* START *

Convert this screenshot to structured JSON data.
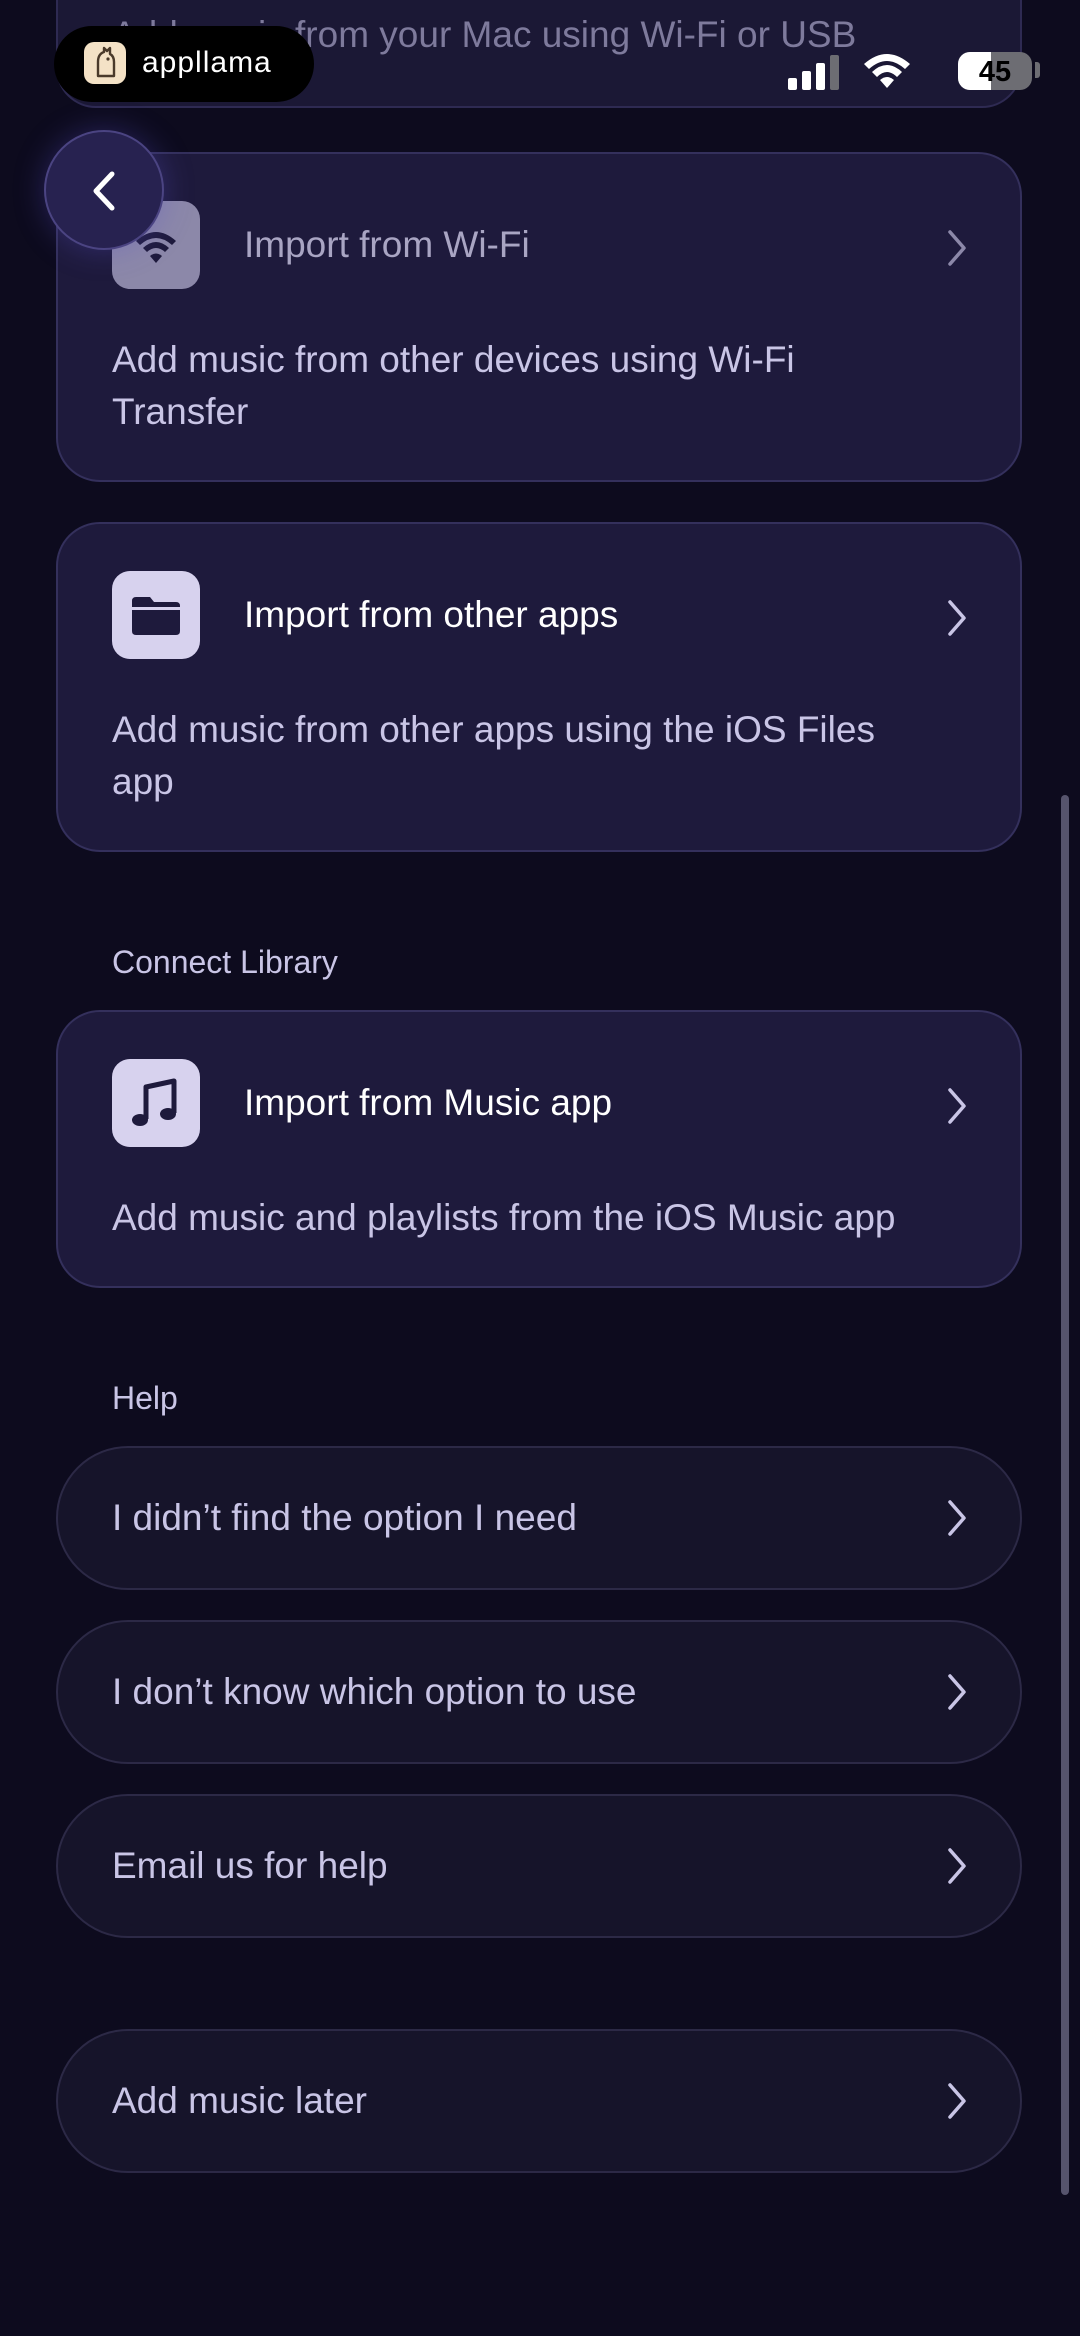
{
  "status_bar": {
    "app_name": "appllama",
    "battery_percent": "45",
    "battery_level": 0.45
  },
  "top_card": {
    "description": "Add music from your Mac using Wi-Fi or USB"
  },
  "cards": [
    {
      "title": "Import from Wi-Fi",
      "description": "Add music from other devices using Wi-Fi Transfer",
      "icon": "wifi-icon"
    },
    {
      "title": "Import from other apps",
      "description": "Add music from other apps using the iOS Files app",
      "icon": "folder-icon"
    }
  ],
  "connect_library": {
    "label": "Connect Library",
    "card": {
      "title": "Import from Music app",
      "description": "Add music and playlists from the iOS Music app",
      "icon": "music-note-icon"
    }
  },
  "help": {
    "label": "Help",
    "items": [
      "I didn’t find the option I need",
      "I don’t know which option to use",
      "Email us for help"
    ]
  },
  "add_later": {
    "label": "Add music later"
  },
  "colors": {
    "background": "#0d0b1e",
    "card": "#1e1a3c",
    "card_border": "#34305c",
    "row": "#16142a",
    "accent_text": "#c9c5e6",
    "icon_tile": "#d7d2ee"
  }
}
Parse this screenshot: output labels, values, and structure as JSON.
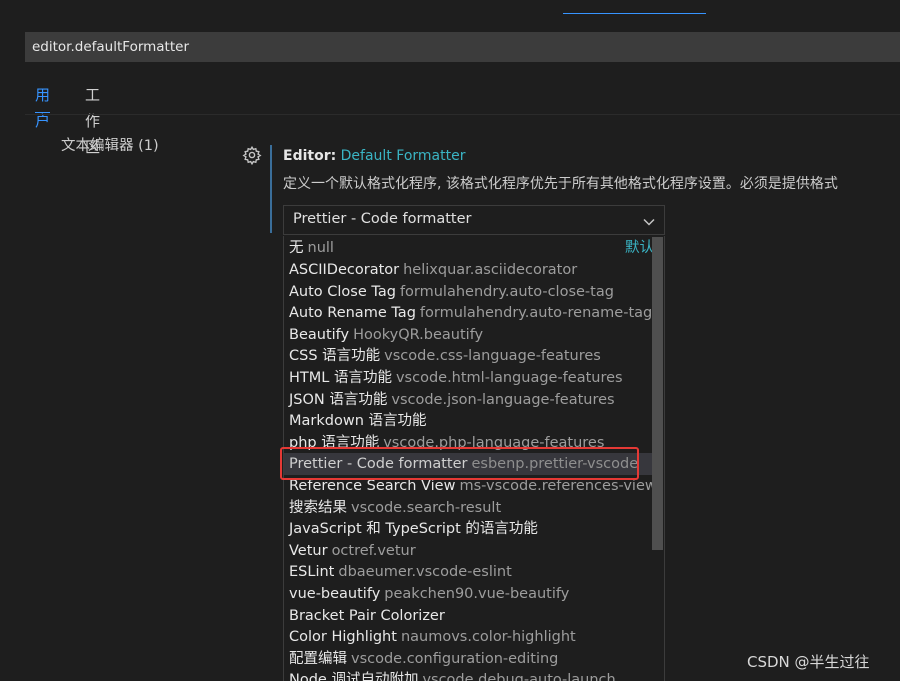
{
  "search": {
    "value": "editor.defaultFormatter"
  },
  "scope_tabs": [
    {
      "label": "用户",
      "active": true
    },
    {
      "label": "工作区",
      "active": false
    }
  ],
  "toc": {
    "item": "文本编辑器 (1)"
  },
  "setting": {
    "category": "Editor:",
    "key": "Default Formatter",
    "description": "定义一个默认格式化程序, 该格式化程序优先于所有其他格式化程序设置。必须是提供格式"
  },
  "dropdown": {
    "selected_value": "Prettier - Code formatter",
    "default_label": "默认",
    "options": [
      {
        "name": "无",
        "id": "null",
        "is_default": true
      },
      {
        "name": "ASCIIDecorator",
        "id": "helixquar.asciidecorator"
      },
      {
        "name": "Auto Close Tag",
        "id": "formulahendry.auto-close-tag"
      },
      {
        "name": "Auto Rename Tag",
        "id": "formulahendry.auto-rename-tag"
      },
      {
        "name": "Beautify",
        "id": "HookyQR.beautify"
      },
      {
        "name": "CSS 语言功能",
        "id": "vscode.css-language-features"
      },
      {
        "name": "HTML 语言功能",
        "id": "vscode.html-language-features"
      },
      {
        "name": "JSON 语言功能",
        "id": "vscode.json-language-features"
      },
      {
        "name": "Markdown 语言功能",
        "id": ""
      },
      {
        "name": "php 语言功能",
        "id": "vscode.php-language-features"
      },
      {
        "name": "Prettier - Code formatter",
        "id": "esbenp.prettier-vscode",
        "selected": true
      },
      {
        "name": "Reference Search View",
        "id": "ms-vscode.references-view"
      },
      {
        "name": "搜索结果",
        "id": "vscode.search-result"
      },
      {
        "name": "JavaScript 和 TypeScript 的语言功能",
        "id": ""
      },
      {
        "name": "Vetur",
        "id": "octref.vetur"
      },
      {
        "name": "ESLint",
        "id": "dbaeumer.vscode-eslint"
      },
      {
        "name": "vue-beautify",
        "id": "peakchen90.vue-beautify"
      },
      {
        "name": "Bracket Pair Colorizer",
        "id": ""
      },
      {
        "name": "Color Highlight",
        "id": "naumovs.color-highlight"
      },
      {
        "name": "配置编辑",
        "id": "vscode.configuration-editing"
      },
      {
        "name": "Node 调试自动附加",
        "id": "vscode.debug-auto-launch"
      }
    ]
  },
  "watermark": "CSDN @半生过往",
  "colors": {
    "background": "#1e1e1e",
    "accent": "#3794ff",
    "setting_key": "#3ab4c4",
    "highlight_border": "#e53935"
  },
  "icons": {
    "gear": "gear-icon",
    "chevron": "chevron-down-icon"
  }
}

* END *

> _YOUR OBJECTIVE_: Reproduce all the records verbatim, excluding images.

> _RESULT_:
Convert this screenshot to structured JSON data.
{
  "status_bar": {
    "app_name": "appllama",
    "battery_percent": "45",
    "battery_level": 0.45
  },
  "top_card": {
    "description": "Add music from your Mac using Wi-Fi or USB"
  },
  "cards": [
    {
      "title": "Import from Wi-Fi",
      "description": "Add music from other devices using Wi-Fi Transfer",
      "icon": "wifi-icon"
    },
    {
      "title": "Import from other apps",
      "description": "Add music from other apps using the iOS Files app",
      "icon": "folder-icon"
    }
  ],
  "connect_library": {
    "label": "Connect Library",
    "card": {
      "title": "Import from Music app",
      "description": "Add music and playlists from the iOS Music app",
      "icon": "music-note-icon"
    }
  },
  "help": {
    "label": "Help",
    "items": [
      "I didn’t find the option I need",
      "I don’t know which option to use",
      "Email us for help"
    ]
  },
  "add_later": {
    "label": "Add music later"
  },
  "colors": {
    "background": "#0d0b1e",
    "card": "#1e1a3c",
    "card_border": "#34305c",
    "row": "#16142a",
    "accent_text": "#c9c5e6",
    "icon_tile": "#d7d2ee"
  }
}
Parse this screenshot: output labels, values, and structure as JSON.
{
  "search": {
    "value": "editor.defaultFormatter"
  },
  "scope_tabs": [
    {
      "label": "用户",
      "active": true
    },
    {
      "label": "工作区",
      "active": false
    }
  ],
  "toc": {
    "item": "文本编辑器 (1)"
  },
  "setting": {
    "category": "Editor:",
    "key": "Default Formatter",
    "description": "定义一个默认格式化程序, 该格式化程序优先于所有其他格式化程序设置。必须是提供格式"
  },
  "dropdown": {
    "selected_value": "Prettier - Code formatter",
    "default_label": "默认",
    "options": [
      {
        "name": "无",
        "id": "null",
        "is_default": true
      },
      {
        "name": "ASCIIDecorator",
        "id": "helixquar.asciidecorator"
      },
      {
        "name": "Auto Close Tag",
        "id": "formulahendry.auto-close-tag"
      },
      {
        "name": "Auto Rename Tag",
        "id": "formulahendry.auto-rename-tag"
      },
      {
        "name": "Beautify",
        "id": "HookyQR.beautify"
      },
      {
        "name": "CSS 语言功能",
        "id": "vscode.css-language-features"
      },
      {
        "name": "HTML 语言功能",
        "id": "vscode.html-language-features"
      },
      {
        "name": "JSON 语言功能",
        "id": "vscode.json-language-features"
      },
      {
        "name": "Markdown 语言功能",
        "id": ""
      },
      {
        "name": "php 语言功能",
        "id": "vscode.php-language-features"
      },
      {
        "name": "Prettier - Code formatter",
        "id": "esbenp.prettier-vscode",
        "selected": true
      },
      {
        "name": "Reference Search View",
        "id": "ms-vscode.references-view"
      },
      {
        "name": "搜索结果",
        "id": "vscode.search-result"
      },
      {
        "name": "JavaScript 和 TypeScript 的语言功能",
        "id": ""
      },
      {
        "name": "Vetur",
        "id": "octref.vetur"
      },
      {
        "name": "ESLint",
        "id": "dbaeumer.vscode-eslint"
      },
      {
        "name": "vue-beautify",
        "id": "peakchen90.vue-beautify"
      },
      {
        "name": "Bracket Pair Colorizer",
        "id": ""
      },
      {
        "name": "Color Highlight",
        "id": "naumovs.color-highlight"
      },
      {
        "name": "配置编辑",
        "id": "vscode.configuration-editing"
      },
      {
        "name": "Node 调试自动附加",
        "id": "vscode.debug-auto-launch"
      }
    ]
  },
  "watermark": "CSDN @半生过往",
  "colors": {
    "background": "#1e1e1e",
    "accent": "#3794ff",
    "setting_key": "#3ab4c4",
    "highlight_border": "#e53935"
  },
  "icons": {
    "gear": "gear-icon",
    "chevron": "chevron-down-icon"
  }
}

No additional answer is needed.